— Start of Dataset records —

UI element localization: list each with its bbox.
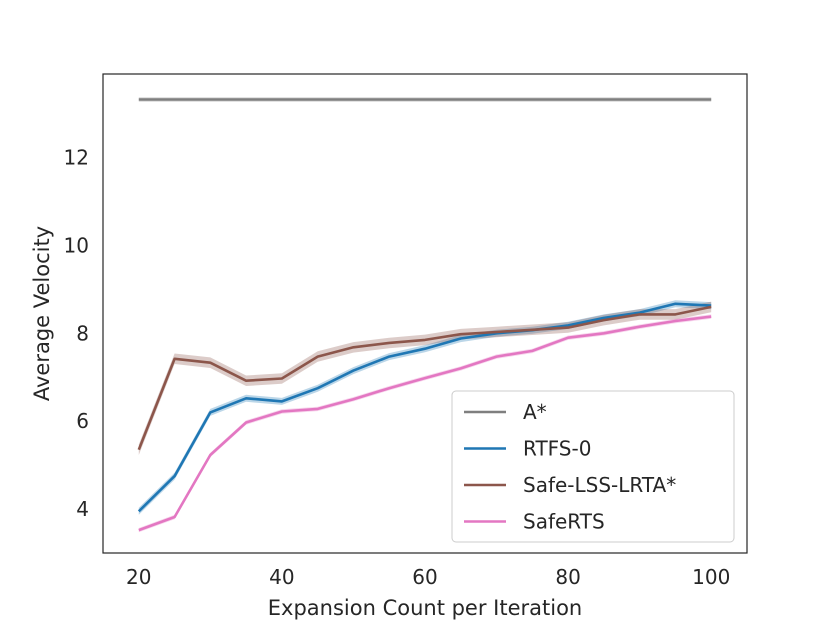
legend: A* RTFS-0 Safe-LSS-LRTA* SafeRTS <box>451 390 735 543</box>
band-safe-lss-lrta <box>138 301 712 455</box>
legend-label-saferts: SafeRTS <box>523 510 605 534</box>
x-tick-label: 80 <box>555 565 580 589</box>
x-tick-label: 60 <box>412 565 437 589</box>
plot-frame <box>102 73 748 554</box>
y-tick-label: 6 <box>76 409 89 433</box>
y-axis-label: Average Velocity <box>30 226 54 401</box>
series-line-saferts <box>138 315 712 532</box>
y-tick-label: 4 <box>76 497 89 521</box>
legend-label-a: A* <box>523 400 547 424</box>
y-tick-label: 12 <box>64 145 89 169</box>
legend-label-rtfs-0: RTFS-0 <box>523 437 591 461</box>
x-tick-label: 100 <box>692 565 730 589</box>
legend-box <box>451 390 735 543</box>
x-tick-label: 40 <box>269 565 294 589</box>
y-axis-ticks: 4 6 8 10 12 <box>64 145 89 521</box>
series-line-safe-lss-lrta <box>137 305 712 451</box>
y-tick-label: 8 <box>76 321 89 345</box>
y-tick-label: 10 <box>64 233 89 257</box>
x-axis-ticks: 20 40 60 80 100 <box>126 565 730 589</box>
legend-label-safe-lss-lrta: Safe-LSS-LRTA* <box>523 473 676 497</box>
x-tick-label: 20 <box>126 565 151 589</box>
series-line-rtfs-0 <box>137 302 712 513</box>
series-lines <box>137 98 712 532</box>
x-axis-label: Expansion Count per Iteration <box>268 596 583 620</box>
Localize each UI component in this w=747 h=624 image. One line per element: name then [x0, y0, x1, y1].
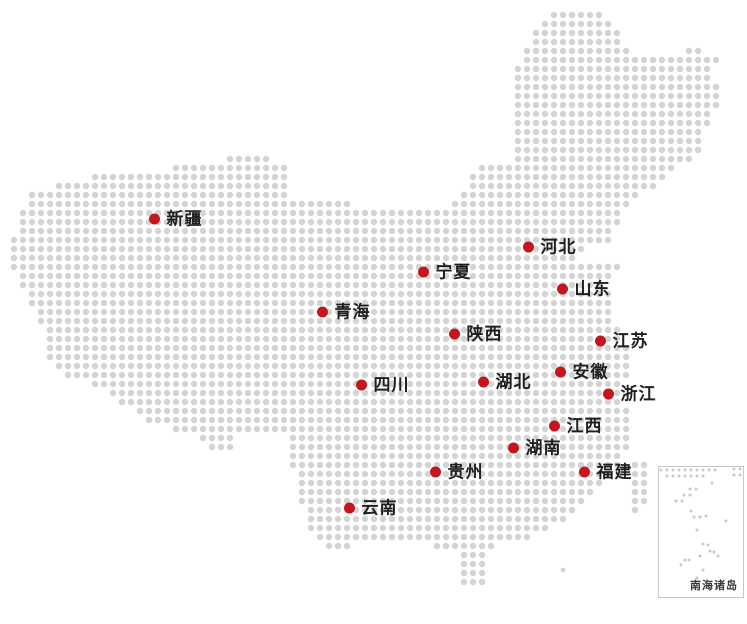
marker-label: 山东: [574, 279, 611, 299]
marker-label: 云南: [361, 498, 398, 518]
marker-dot-icon: [548, 420, 560, 432]
marker-label: 宁夏: [435, 262, 472, 282]
province-marker-shaanxi: 陕西: [448, 324, 503, 344]
marker-dot-icon: [594, 335, 606, 347]
marker-dot-icon: [507, 442, 519, 454]
marker-label: 青海: [334, 302, 371, 322]
marker-dot-icon: [554, 366, 566, 378]
province-marker-jiangsu: 江苏: [594, 331, 649, 351]
province-marker-jiangxi: 江西: [548, 416, 603, 436]
marker-dot-icon: [316, 306, 328, 318]
province-marker-ningxia: 宁夏: [417, 262, 472, 282]
province-marker-sichuan: 四川: [355, 375, 410, 395]
province-marker-xinjiang: 新疆: [148, 209, 203, 229]
marker-label: 陕西: [466, 324, 503, 344]
province-marker-yunnan: 云南: [343, 498, 398, 518]
marker-dot-icon: [578, 466, 590, 478]
province-marker-zhejiang: 浙江: [602, 384, 657, 404]
province-marker-qinghai: 青海: [316, 302, 371, 322]
marker-dot-icon: [343, 502, 355, 514]
inset-label: 南海诸岛: [690, 580, 738, 592]
province-marker-hebei: 河北: [522, 237, 577, 257]
province-marker-fujian: 福建: [578, 462, 633, 482]
marker-label: 江西: [566, 416, 603, 436]
marker-label: 江苏: [612, 331, 649, 351]
south-china-sea-inset: 南海诸岛: [658, 466, 744, 598]
marker-dot-icon: [429, 466, 441, 478]
province-marker-anhui: 安徽: [554, 362, 609, 382]
marker-dot-icon: [355, 379, 367, 391]
marker-label: 浙江: [620, 384, 657, 404]
province-marker-guizhou: 贵州: [429, 462, 484, 482]
marker-label: 福建: [596, 462, 633, 482]
marker-dot-icon: [522, 241, 534, 253]
province-marker-hubei: 湖北: [477, 372, 532, 392]
marker-dot-icon: [556, 283, 568, 295]
province-marker-shandong: 山东: [556, 279, 611, 299]
marker-label: 四川: [373, 375, 410, 395]
marker-label: 安徽: [572, 362, 609, 382]
marker-label: 新疆: [166, 209, 203, 229]
marker-dot-icon: [477, 376, 489, 388]
marker-dot-icon: [448, 328, 460, 340]
marker-label: 贵州: [447, 462, 484, 482]
marker-label: 湖北: [495, 372, 532, 392]
marker-label: 河北: [540, 237, 577, 257]
marker-label: 湖南: [525, 438, 562, 458]
marker-dot-icon: [148, 213, 160, 225]
marker-dot-icon: [602, 388, 614, 400]
marker-dot-icon: [417, 266, 429, 278]
province-marker-hunan: 湖南: [507, 438, 562, 458]
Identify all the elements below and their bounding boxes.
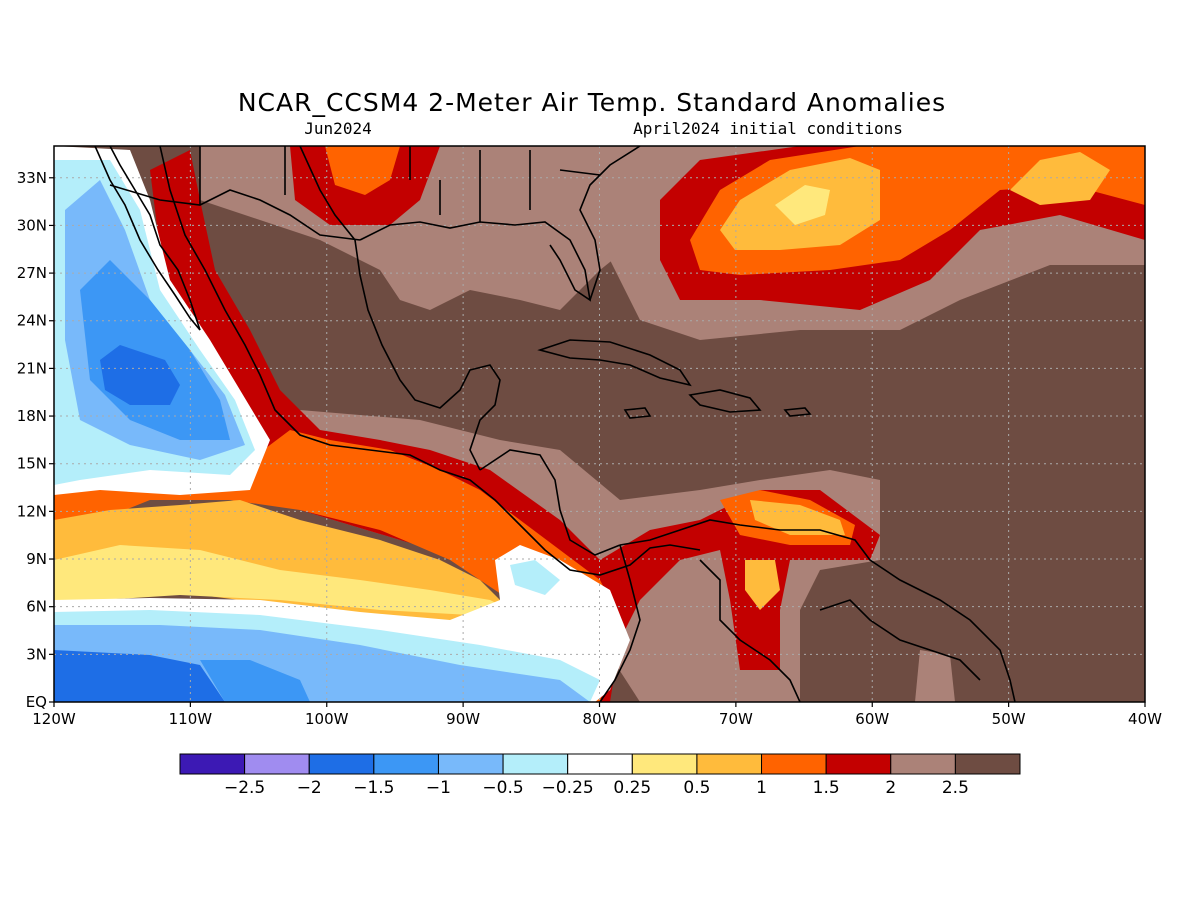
coast-cuba — [537, 339, 692, 387]
lon-tick-label: 60W — [855, 710, 889, 728]
initial-conditions-label: April2024 initial conditions — [633, 119, 903, 138]
border-us-states — [199, 146, 601, 222]
colorbar-swatch — [502, 753, 569, 775]
coastlines — [94, 146, 1016, 702]
valid-month-label: Jun2024 — [304, 119, 371, 138]
lon-tick-label: 120W — [32, 710, 76, 728]
coast-us-gulf — [359, 221, 592, 302]
colorbar-label: 2.5 — [942, 778, 969, 798]
lat-tick-label: EQ — [26, 693, 47, 711]
field-band-0.5-1-caribbean — [750, 500, 845, 535]
colorbar-swatch — [890, 753, 956, 775]
lat-tick-label: 21N — [17, 359, 47, 377]
coast-puerto-rico — [783, 407, 812, 417]
coast-hispaniola — [688, 389, 762, 413]
lat-tick-label: 6N — [26, 598, 47, 616]
lat-tick-label: 9N — [26, 550, 47, 568]
colorbar-swatch — [179, 753, 246, 775]
colorbar-legend: −2.5 −2 −1.5 −1 −0.5 −0.25 0.25 0.5 1 1.5 2 2.5 — [179, 753, 1021, 798]
coast-mexico-pacific — [159, 146, 701, 576]
longitude-axis: 120W 110W 100W 90W 80W 70W 60W 50W 40W — [32, 702, 1162, 728]
colorbar-swatch — [244, 753, 310, 775]
coast-central-america-caribbean — [479, 449, 621, 556]
lat-tick-label: 33N — [17, 169, 47, 187]
colorbar-label: 1.5 — [813, 778, 840, 798]
field-band-m1.5-m2-south — [54, 650, 225, 702]
lon-tick-label: 80W — [583, 710, 617, 728]
colorbar-label: −1 — [426, 778, 451, 798]
field-band-0.25-0.5-atlantic — [775, 185, 830, 225]
lon-tick-label: 50W — [992, 710, 1026, 728]
field-band-m1-m1.5-south — [200, 660, 310, 702]
colorbar-swatch — [954, 753, 1021, 775]
coast-colombia-pacific — [599, 544, 641, 702]
colorbar-label: 2 — [885, 778, 896, 798]
lon-tick-label: 100W — [305, 710, 349, 728]
lat-tick-label: 18N — [17, 407, 47, 425]
colorbar-label: −0.5 — [482, 778, 523, 798]
colorbar-label: −1.5 — [353, 778, 394, 798]
colorbar-swatch — [567, 753, 633, 775]
colorbar-swatch — [437, 753, 504, 775]
colorbar-swatch — [308, 753, 375, 775]
field-band-1-1.5-gulf — [325, 146, 400, 195]
colorbar-label: −2 — [297, 778, 322, 798]
lat-tick-label: 12N — [17, 502, 47, 520]
colorbar-swatch — [825, 753, 892, 775]
lat-tick-label: 15N — [17, 455, 47, 473]
lat-tick-label: 3N — [26, 645, 47, 663]
coast-gulf-of-mexico — [299, 146, 501, 471]
field-band-0.5-1-atlantic-ne — [1010, 152, 1110, 205]
colorbar-swatch — [373, 753, 439, 775]
field-band-m0.25-m0.5-blob — [510, 560, 560, 595]
coast-jamaica — [623, 407, 652, 419]
lat-tick-label: 24N — [17, 312, 47, 330]
colorbar-label: 0.25 — [613, 778, 651, 798]
lon-tick-label: 90W — [446, 710, 480, 728]
lon-tick-label: 40W — [1128, 710, 1162, 728]
colorbar-label: 0.5 — [683, 778, 710, 798]
lat-tick-label: 27N — [17, 264, 47, 282]
field-band-0.5-1-venezuela — [745, 560, 780, 610]
field-band-1-1.5-pacific — [54, 430, 620, 702]
field-band-2-2.5-sa — [915, 650, 955, 702]
colorbar-swatch — [696, 753, 763, 775]
coast-south-america-north — [619, 519, 1016, 702]
lat-tick-label: 30N — [17, 216, 47, 234]
field-band-0.25-0.5-pacific — [54, 545, 510, 615]
colorbar-swatch — [761, 753, 827, 775]
coast-us-east — [579, 146, 641, 301]
colorbar-label: 1 — [756, 778, 767, 798]
border-venezuela — [699, 559, 801, 702]
lat-lon-grid — [54, 146, 1145, 702]
border-guianas — [819, 599, 981, 681]
border-us-mexico — [109, 184, 361, 241]
field-band-m1.5-m2 — [100, 345, 180, 405]
colorbar-label: −0.25 — [542, 778, 594, 798]
colorbar-label: −2.5 — [224, 778, 265, 798]
lon-tick-label: 70W — [719, 710, 753, 728]
lon-tick-label: 110W — [169, 710, 213, 728]
chart-title: NCAR_CCSM4 2-Meter Air Temp. Standard An… — [238, 88, 946, 117]
colorbar-swatch — [631, 753, 698, 775]
coast-baja-california — [94, 146, 201, 331]
latitude-axis: 33N 30N 27N 24N 21N 18N 15N 12N 9N 6N 3N EQ — [17, 169, 54, 711]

— End of Dataset records —

How many lines of the records contain the string "inset", counting only matches in the same case? Reply with the number alone.

Finished task —
2